WRITTEN INSTRUCTION
Answer these questions from the text on radial and axial loads below:
1. In what direction relative to the axle does a radial load act?
2. What tool does the text give as an example where the bearings must handle a mostly axial load?
3. What bearing design must be used when both axial and radial loads are present?

____ DOCUMENT SEGMENT

Understanding Radial and Axial Loads

It’s important to understand radial and axial loads when examining bearings. The design and selection of bearings depends on the conditions of these loads.

A radial load is one that is perpendicular to the axle. Think of the weight of a cart. More often than not, the most force is produced perpendicularly to the axle and passes through the diameter of the bearing.

An axial load is one where the majority of the force is along the axle. Most commonly, that means the center of the axle is aligned with the force of gravity. Another example would be that of an electric drill. The most force generally passes through the length of the drill bit, and the bearings must be able to handle a mostly axial load.

Situations where both radial and axial loads are present often require custom bearing engineering. Oil drilling is a good example. Sometimes, it’s necessary to drill against the surface of the earth at angles where the force is not parallel to the force of gravity. In that case, specifically engineered bearings are often needed for the unique angle and forces involved.

Types of Bearings for Different Load Conditions

There are three basic designs of bearings based on the three loads they bear. The three aforementioned loads were radial, axial, and a combination of both. For uses that handle mostly radial loads, the bearings design is called deep-groove ball bearings. In situations where there will be mostly axial loads, axial or thrust ball bearings should be used. When both axial and radial loads are present, then specially designed bearings must be used called angular contact ball bearings.

________
____ DATA SHOWN

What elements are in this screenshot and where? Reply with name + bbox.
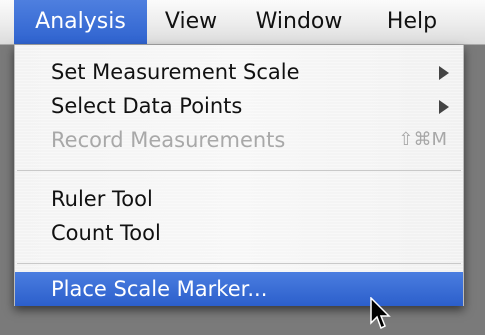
menu-item-label: Select Data Points [51, 94, 243, 118]
menu-window[interactable]: Window [241, 0, 357, 44]
menu-item-select-data-points[interactable]: Select Data Points [15, 89, 463, 123]
menu-help[interactable]: Help [377, 0, 447, 44]
menu-bar: Analysis View Window Help [0, 0, 485, 45]
menu-item-ruler-tool[interactable]: Ruler Tool [15, 182, 463, 216]
menu-separator [17, 263, 461, 264]
menu-separator [17, 170, 461, 171]
analysis-dropdown-menu: Set Measurement Scale Select Data Points… [14, 45, 464, 306]
mouse-pointer-icon [370, 297, 391, 330]
menu-item-label: Ruler Tool [51, 187, 153, 211]
shortcut-label: ⇧⌘M [398, 129, 447, 150]
menu-item-label: Record Measurements [51, 128, 286, 152]
menu-view[interactable]: View [160, 0, 222, 44]
menu-item-place-scale-marker[interactable]: Place Scale Marker... [15, 272, 463, 306]
menu-item-set-measurement-scale[interactable]: Set Measurement Scale [15, 55, 463, 89]
menu-item-label: Set Measurement Scale [51, 60, 300, 84]
submenu-arrow-icon [439, 66, 449, 80]
menu-item-count-tool[interactable]: Count Tool [15, 216, 463, 250]
menu-item-label: Count Tool [51, 221, 161, 245]
menu-item-record-measurements: Record Measurements ⇧⌘M [15, 123, 463, 157]
submenu-arrow-icon [439, 100, 449, 114]
menu-item-label: Place Scale Marker... [51, 277, 268, 301]
menu-analysis[interactable]: Analysis [14, 0, 147, 44]
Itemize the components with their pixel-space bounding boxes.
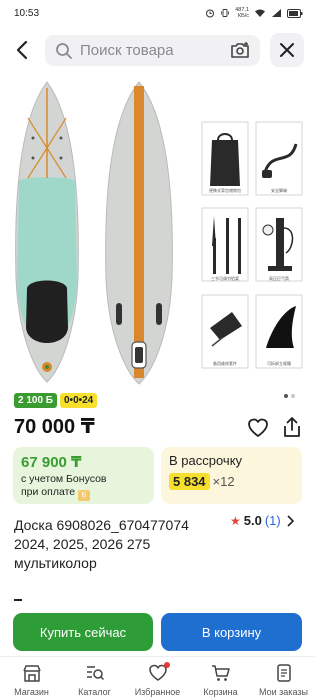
bonus-note-line2: при оплате Б bbox=[21, 486, 146, 501]
nav-item-favorites[interactable]: Избранное bbox=[128, 657, 188, 700]
camera-search-icon[interactable] bbox=[230, 41, 250, 59]
installment-badge: 0•0•24 bbox=[60, 393, 98, 408]
heart-icon[interactable] bbox=[247, 417, 269, 439]
nav-label: Магазин bbox=[14, 687, 49, 697]
accessories-grid: 便携式背包储物包 安全脚绳 三节可调节铝桨 高压打气筒 备用维修套件 可拆卸主尾… bbox=[201, 121, 303, 369]
caption-repair-kit: 备用维修套件 bbox=[213, 360, 237, 366]
search-icon bbox=[56, 42, 72, 59]
nav-label: Мои заказы bbox=[259, 687, 308, 697]
chevron-right-icon bbox=[287, 514, 294, 527]
installment-amount: 5 834 bbox=[169, 473, 210, 490]
rating-value: 5.0 bbox=[243, 513, 262, 528]
net-speed-unit: КБ/с bbox=[237, 13, 249, 19]
status-bar: 10:53 487,1 КБ/с bbox=[0, 0, 315, 26]
badges: 2 100 Б 0•0•24 bbox=[14, 393, 98, 408]
search-box[interactable] bbox=[45, 35, 260, 66]
product-title: Доска 6908026_670477074 2024, 2025, 2026… bbox=[14, 517, 189, 571]
nav-label: Избранное bbox=[134, 687, 181, 697]
bonus-coin-icon: Б bbox=[78, 490, 91, 501]
status-time: 10:53 bbox=[14, 7, 40, 19]
star-icon: ★ bbox=[230, 513, 241, 528]
pagination-dot bbox=[291, 394, 295, 398]
buy-now-button[interactable]: Купить сейчас bbox=[13, 613, 153, 651]
caption-backpack: 便携式背包储物包 bbox=[209, 187, 241, 193]
back-arrow-icon[interactable] bbox=[12, 39, 34, 61]
vibrate-icon bbox=[221, 9, 230, 17]
cart-icon bbox=[211, 665, 230, 681]
bonus-note-line2-text: при оплате bbox=[21, 486, 76, 498]
board-top-view bbox=[15, 81, 79, 383]
close-button[interactable] bbox=[270, 33, 304, 67]
bonus-note-line1: с учетом Бонусов bbox=[21, 473, 107, 485]
wifi-icon bbox=[255, 9, 265, 17]
caption-fin: 可拆卸主尾鳍 bbox=[267, 360, 291, 366]
rating-count[interactable]: (1) bbox=[265, 513, 281, 528]
caption-paddle: 三节可调节铝桨 bbox=[211, 275, 239, 281]
nav-label: Каталог bbox=[78, 687, 111, 697]
caption-leash: 安全脚绳 bbox=[271, 187, 287, 193]
status-icons: 487,1 КБ/с bbox=[205, 7, 303, 19]
board-bottom-view bbox=[105, 81, 173, 385]
catalog-search-icon bbox=[86, 666, 104, 681]
nav-item-cart[interactable]: Корзина bbox=[191, 657, 251, 700]
shop-icon bbox=[22, 665, 41, 682]
product-image-gallery[interactable]: 便携式背包储物包 安全脚绳 三节可调节铝桨 高压打气筒 备用维修套件 可拆卸主尾… bbox=[0, 78, 315, 386]
nav-item-shop[interactable]: Магазин bbox=[2, 657, 62, 700]
orders-icon bbox=[276, 664, 291, 682]
bonus-price: 67 900 ₸ bbox=[21, 454, 82, 471]
installment-card[interactable]: В рассрочку 5 834 ×12 bbox=[161, 447, 302, 504]
add-to-cart-button[interactable]: В корзину bbox=[161, 613, 302, 651]
product-price: 70 000 ₸ bbox=[14, 416, 95, 438]
close-icon bbox=[280, 43, 294, 57]
notification-dot bbox=[163, 662, 170, 668]
installment-months: ×12 bbox=[212, 474, 235, 489]
bonus-price-card[interactable]: 67 900 ₸ с учетом Бонусов при оплате Б bbox=[13, 447, 154, 504]
signal-icon bbox=[272, 9, 281, 17]
share-icon[interactable] bbox=[282, 416, 302, 438]
alarm-icon bbox=[206, 9, 215, 18]
header bbox=[0, 32, 315, 68]
nav-label: Корзина bbox=[203, 687, 238, 697]
installment-row: 5 834 ×12 bbox=[169, 473, 294, 490]
bonus-note: с учетом Бонусов при оплате Б bbox=[21, 473, 146, 501]
nav-item-catalog[interactable]: Каталог bbox=[65, 657, 125, 700]
search-input[interactable] bbox=[80, 42, 220, 59]
divider bbox=[14, 599, 22, 601]
net-speed: 487,1 КБ/с bbox=[235, 7, 249, 19]
nav-item-orders[interactable]: Мои заказы bbox=[254, 657, 314, 700]
bonus-badge: 2 100 Б bbox=[14, 393, 57, 408]
bottom-nav: Магазин Каталог Избранное Корзина Мои за… bbox=[0, 656, 315, 700]
installment-title: В рассрочку bbox=[169, 453, 243, 468]
pagination-dot bbox=[284, 394, 288, 398]
rating[interactable]: ★ 5.0 (1) bbox=[230, 513, 295, 528]
caption-pump: 高压打气筒 bbox=[269, 275, 289, 281]
gallery-pagination bbox=[284, 394, 295, 398]
battery-icon bbox=[287, 8, 303, 18]
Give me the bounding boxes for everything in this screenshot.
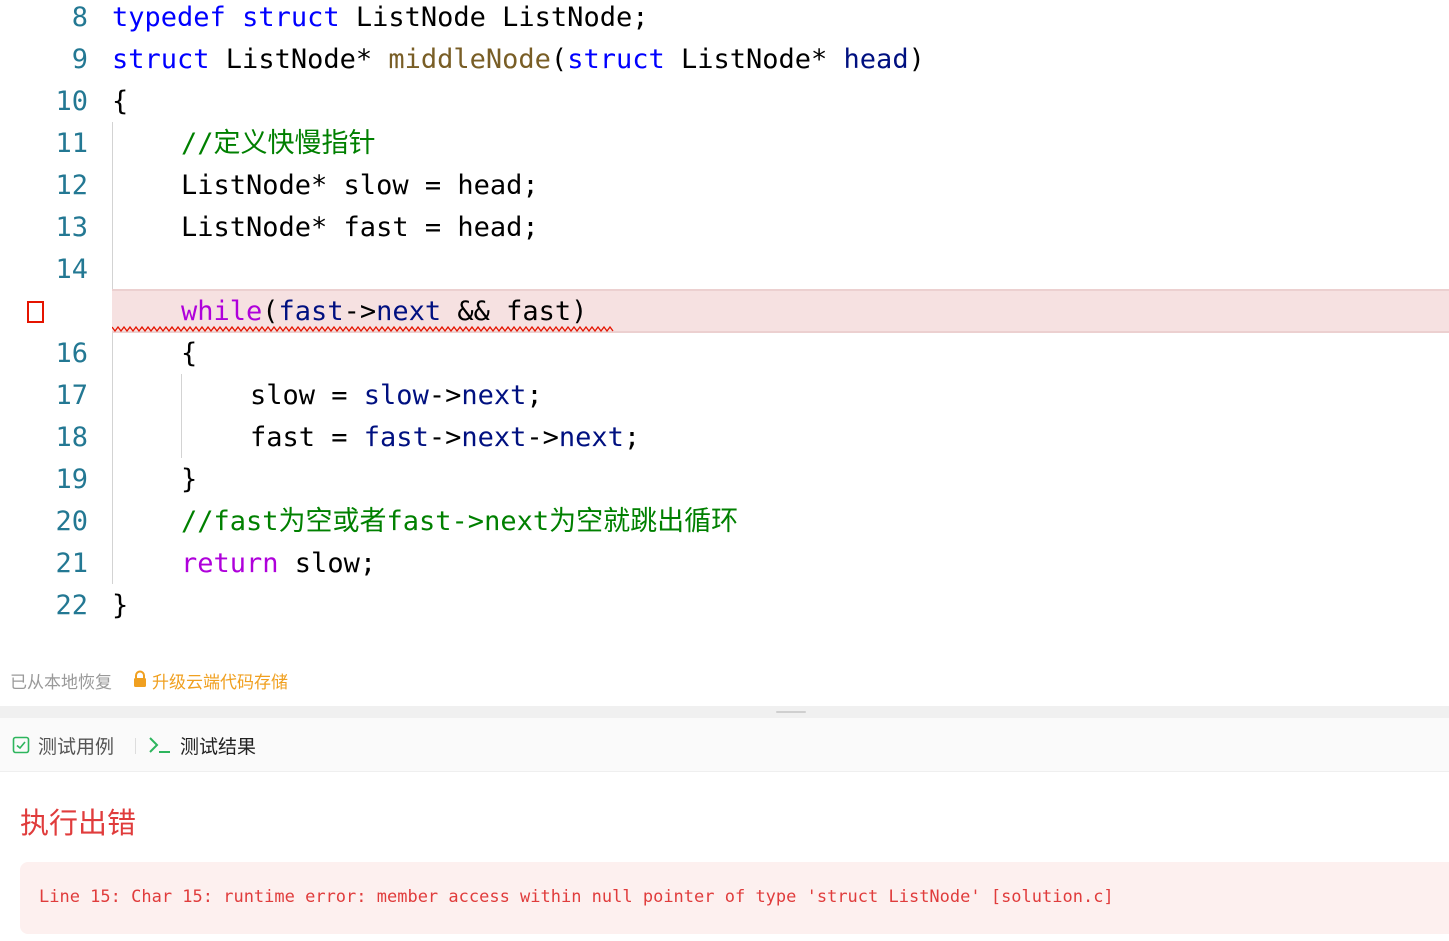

________

RESPONSE
1. Perpendicular to the axle.
2. An electric drill.
3. Angular contact ball bearings.